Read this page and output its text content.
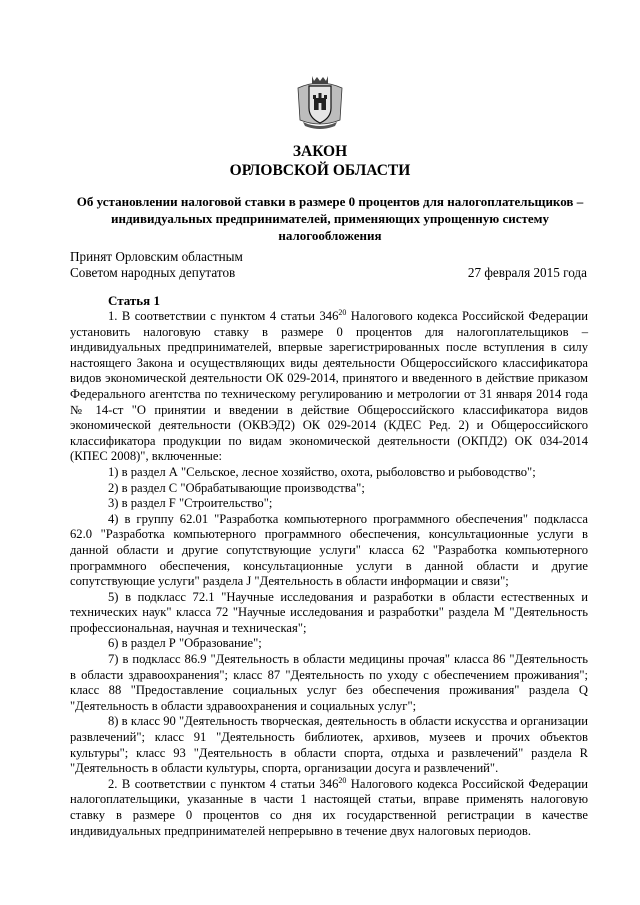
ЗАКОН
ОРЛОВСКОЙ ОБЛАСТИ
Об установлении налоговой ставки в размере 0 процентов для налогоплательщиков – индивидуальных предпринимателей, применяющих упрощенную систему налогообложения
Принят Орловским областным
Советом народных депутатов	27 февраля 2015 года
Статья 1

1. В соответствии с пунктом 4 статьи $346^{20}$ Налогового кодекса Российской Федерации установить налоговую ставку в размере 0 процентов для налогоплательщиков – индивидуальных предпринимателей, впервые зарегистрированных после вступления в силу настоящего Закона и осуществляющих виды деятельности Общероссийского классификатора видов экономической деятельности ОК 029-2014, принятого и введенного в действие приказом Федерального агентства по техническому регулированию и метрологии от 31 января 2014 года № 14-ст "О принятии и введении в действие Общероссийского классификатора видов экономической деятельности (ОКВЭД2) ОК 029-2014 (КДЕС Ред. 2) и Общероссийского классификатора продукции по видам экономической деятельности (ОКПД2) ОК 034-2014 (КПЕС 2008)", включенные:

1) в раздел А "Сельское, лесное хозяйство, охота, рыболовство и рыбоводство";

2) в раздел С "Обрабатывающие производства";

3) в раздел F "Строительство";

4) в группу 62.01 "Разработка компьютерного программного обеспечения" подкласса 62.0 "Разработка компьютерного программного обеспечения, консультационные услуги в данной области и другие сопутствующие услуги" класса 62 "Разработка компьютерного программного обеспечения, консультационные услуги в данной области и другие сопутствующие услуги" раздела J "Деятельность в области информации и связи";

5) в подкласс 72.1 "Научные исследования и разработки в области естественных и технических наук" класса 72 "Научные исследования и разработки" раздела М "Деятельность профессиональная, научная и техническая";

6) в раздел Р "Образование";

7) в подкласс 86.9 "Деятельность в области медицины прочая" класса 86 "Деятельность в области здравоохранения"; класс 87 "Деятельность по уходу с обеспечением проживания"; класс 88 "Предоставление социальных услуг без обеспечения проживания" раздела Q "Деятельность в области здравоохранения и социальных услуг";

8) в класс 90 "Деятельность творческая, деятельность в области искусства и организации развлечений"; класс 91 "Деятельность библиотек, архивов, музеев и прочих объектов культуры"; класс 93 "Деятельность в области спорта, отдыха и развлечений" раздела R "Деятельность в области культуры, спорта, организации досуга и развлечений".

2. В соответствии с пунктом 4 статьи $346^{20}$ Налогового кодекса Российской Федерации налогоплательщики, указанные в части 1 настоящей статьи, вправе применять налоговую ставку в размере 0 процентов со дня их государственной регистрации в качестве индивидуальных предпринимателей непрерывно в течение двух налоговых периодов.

---

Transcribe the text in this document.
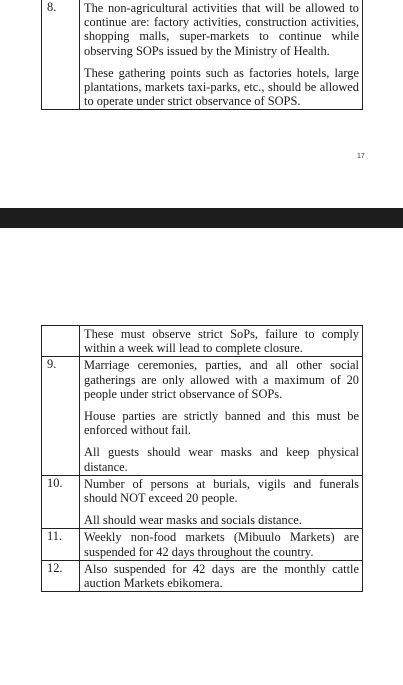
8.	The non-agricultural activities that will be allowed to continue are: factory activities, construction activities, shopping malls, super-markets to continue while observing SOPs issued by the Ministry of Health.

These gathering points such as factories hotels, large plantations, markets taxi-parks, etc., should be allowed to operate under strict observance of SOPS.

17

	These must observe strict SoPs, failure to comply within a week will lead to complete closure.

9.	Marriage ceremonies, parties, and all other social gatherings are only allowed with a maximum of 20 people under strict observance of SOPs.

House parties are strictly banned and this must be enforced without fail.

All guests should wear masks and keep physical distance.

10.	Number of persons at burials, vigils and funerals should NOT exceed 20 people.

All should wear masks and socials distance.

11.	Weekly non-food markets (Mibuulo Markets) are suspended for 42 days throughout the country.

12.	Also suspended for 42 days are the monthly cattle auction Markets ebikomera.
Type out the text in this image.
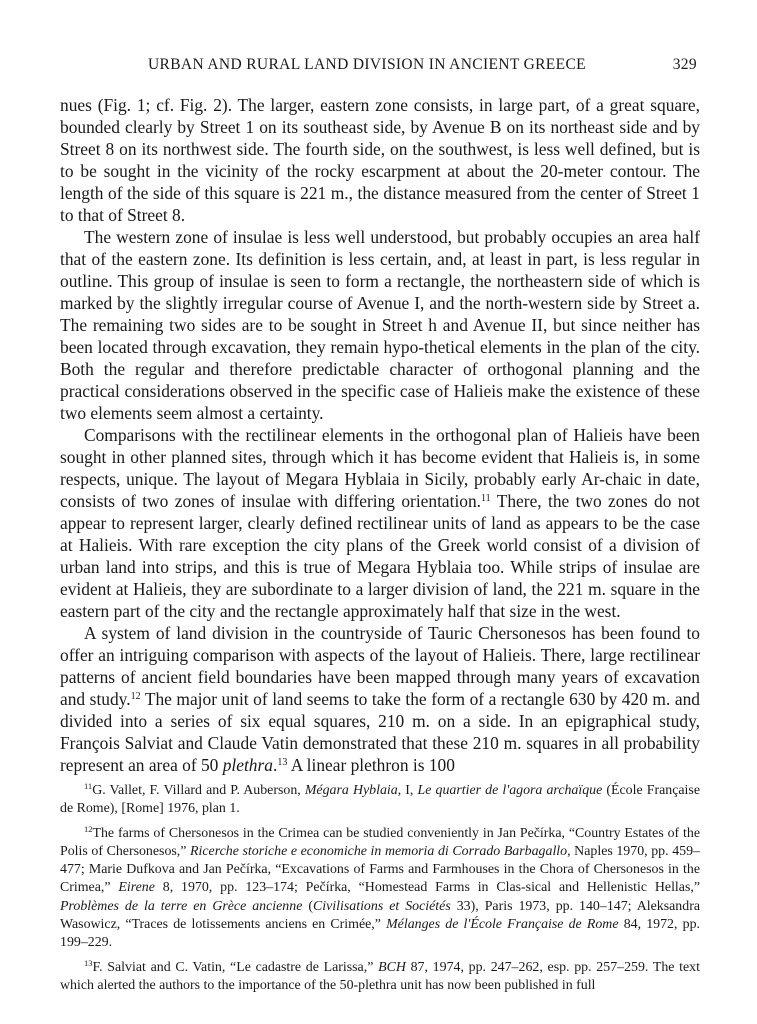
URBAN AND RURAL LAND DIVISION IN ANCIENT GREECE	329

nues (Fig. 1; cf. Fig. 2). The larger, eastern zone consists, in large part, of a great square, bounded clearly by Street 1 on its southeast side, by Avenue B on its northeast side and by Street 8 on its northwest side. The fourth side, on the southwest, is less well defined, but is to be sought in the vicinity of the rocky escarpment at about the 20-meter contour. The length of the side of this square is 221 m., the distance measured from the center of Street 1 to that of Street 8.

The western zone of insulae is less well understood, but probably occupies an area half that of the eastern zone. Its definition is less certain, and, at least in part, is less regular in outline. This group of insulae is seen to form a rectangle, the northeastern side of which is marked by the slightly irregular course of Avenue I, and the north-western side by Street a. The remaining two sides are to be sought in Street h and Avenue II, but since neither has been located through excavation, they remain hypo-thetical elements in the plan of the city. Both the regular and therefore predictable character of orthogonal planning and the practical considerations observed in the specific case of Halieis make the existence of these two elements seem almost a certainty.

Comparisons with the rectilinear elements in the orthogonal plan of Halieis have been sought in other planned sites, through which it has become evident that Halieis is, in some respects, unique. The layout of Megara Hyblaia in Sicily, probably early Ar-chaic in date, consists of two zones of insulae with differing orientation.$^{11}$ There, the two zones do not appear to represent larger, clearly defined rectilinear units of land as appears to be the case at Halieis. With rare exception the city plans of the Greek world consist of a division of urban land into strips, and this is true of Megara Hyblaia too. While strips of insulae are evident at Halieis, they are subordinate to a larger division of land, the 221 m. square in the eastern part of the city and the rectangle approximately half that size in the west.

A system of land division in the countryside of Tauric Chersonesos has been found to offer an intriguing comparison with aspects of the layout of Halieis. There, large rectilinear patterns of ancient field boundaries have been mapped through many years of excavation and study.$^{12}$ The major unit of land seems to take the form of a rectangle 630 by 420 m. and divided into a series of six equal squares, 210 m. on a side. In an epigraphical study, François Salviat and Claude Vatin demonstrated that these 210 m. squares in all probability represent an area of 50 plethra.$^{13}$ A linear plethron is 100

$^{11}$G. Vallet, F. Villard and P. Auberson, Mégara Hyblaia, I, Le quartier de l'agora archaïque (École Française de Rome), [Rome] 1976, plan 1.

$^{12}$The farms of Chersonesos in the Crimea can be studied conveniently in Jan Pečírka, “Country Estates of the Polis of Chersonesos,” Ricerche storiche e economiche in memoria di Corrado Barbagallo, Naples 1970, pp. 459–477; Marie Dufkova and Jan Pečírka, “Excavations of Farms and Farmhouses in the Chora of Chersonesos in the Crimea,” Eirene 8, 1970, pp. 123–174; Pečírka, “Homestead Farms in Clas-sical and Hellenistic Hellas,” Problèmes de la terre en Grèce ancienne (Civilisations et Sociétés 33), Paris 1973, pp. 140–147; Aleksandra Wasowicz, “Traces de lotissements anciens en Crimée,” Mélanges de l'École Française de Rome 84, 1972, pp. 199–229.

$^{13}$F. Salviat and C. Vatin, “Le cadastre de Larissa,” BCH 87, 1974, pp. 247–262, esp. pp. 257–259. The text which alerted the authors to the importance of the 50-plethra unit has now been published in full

* * *

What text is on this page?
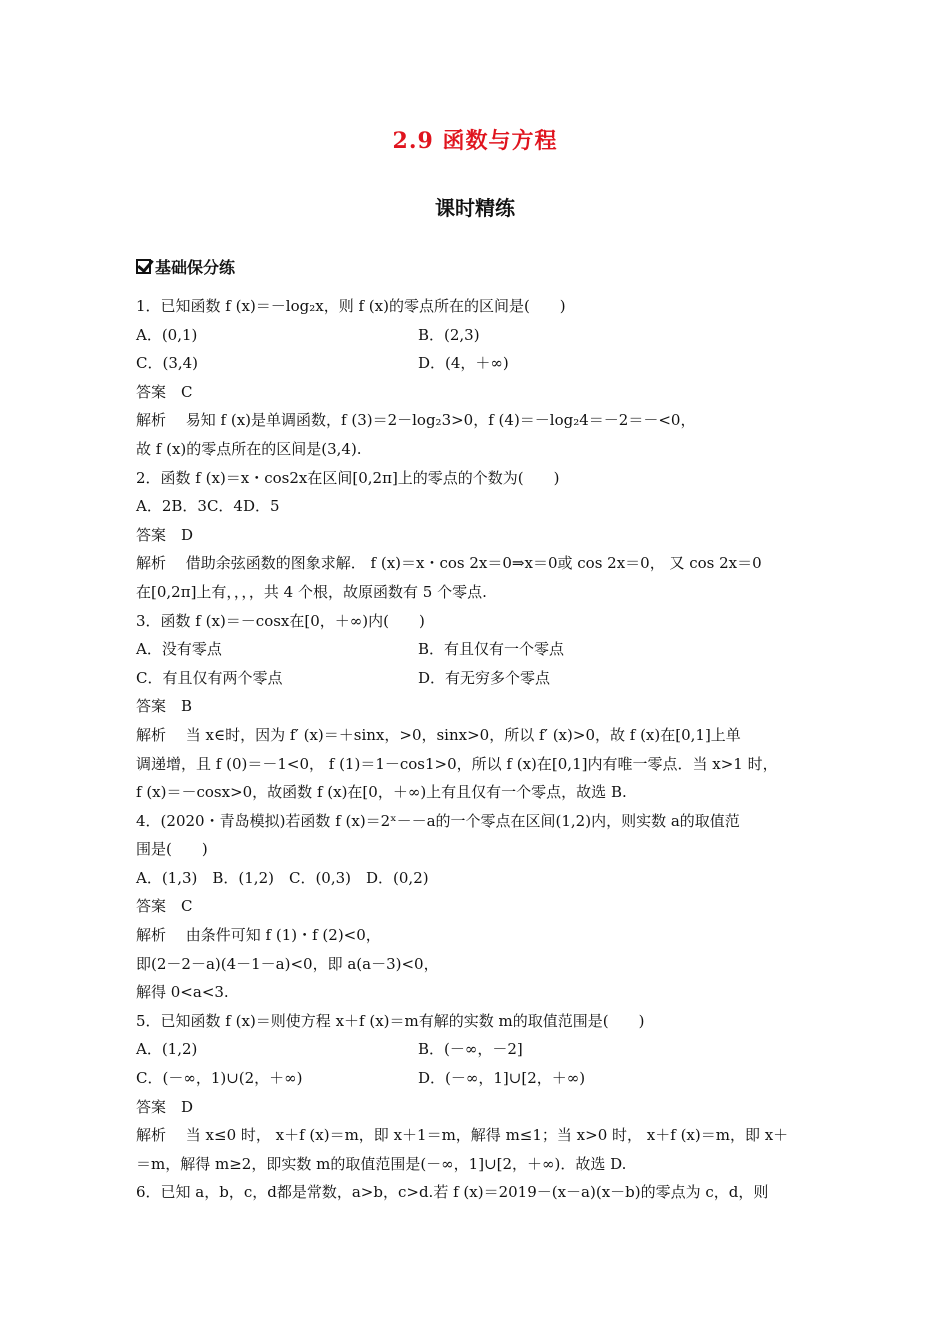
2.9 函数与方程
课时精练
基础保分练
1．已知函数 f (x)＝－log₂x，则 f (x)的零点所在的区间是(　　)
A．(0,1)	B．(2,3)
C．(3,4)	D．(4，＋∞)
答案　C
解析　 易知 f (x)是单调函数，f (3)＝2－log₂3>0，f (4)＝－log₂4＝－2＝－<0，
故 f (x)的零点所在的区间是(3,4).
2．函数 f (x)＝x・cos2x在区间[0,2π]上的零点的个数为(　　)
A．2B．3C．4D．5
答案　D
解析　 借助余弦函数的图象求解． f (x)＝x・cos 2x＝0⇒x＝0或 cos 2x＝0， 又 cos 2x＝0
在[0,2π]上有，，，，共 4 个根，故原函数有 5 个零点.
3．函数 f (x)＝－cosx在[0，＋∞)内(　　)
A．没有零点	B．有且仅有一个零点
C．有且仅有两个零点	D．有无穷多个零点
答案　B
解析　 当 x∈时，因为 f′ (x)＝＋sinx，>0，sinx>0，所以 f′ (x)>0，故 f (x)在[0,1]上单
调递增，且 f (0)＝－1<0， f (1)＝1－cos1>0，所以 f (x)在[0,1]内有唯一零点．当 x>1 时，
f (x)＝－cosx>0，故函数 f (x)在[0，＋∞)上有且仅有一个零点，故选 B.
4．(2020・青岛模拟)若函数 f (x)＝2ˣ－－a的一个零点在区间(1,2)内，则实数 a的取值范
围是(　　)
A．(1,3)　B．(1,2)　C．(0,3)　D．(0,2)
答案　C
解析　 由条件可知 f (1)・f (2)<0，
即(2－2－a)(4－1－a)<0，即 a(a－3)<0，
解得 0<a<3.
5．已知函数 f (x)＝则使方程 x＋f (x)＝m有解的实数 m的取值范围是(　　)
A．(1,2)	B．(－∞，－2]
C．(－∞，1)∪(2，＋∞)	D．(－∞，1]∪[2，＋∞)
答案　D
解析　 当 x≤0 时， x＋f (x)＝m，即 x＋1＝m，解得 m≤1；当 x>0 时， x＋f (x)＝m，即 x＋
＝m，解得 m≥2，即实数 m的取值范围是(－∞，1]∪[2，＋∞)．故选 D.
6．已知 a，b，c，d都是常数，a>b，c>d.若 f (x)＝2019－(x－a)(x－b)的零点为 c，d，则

Work required: Report the number of lines that contain "elements", with no other words.

Response: 2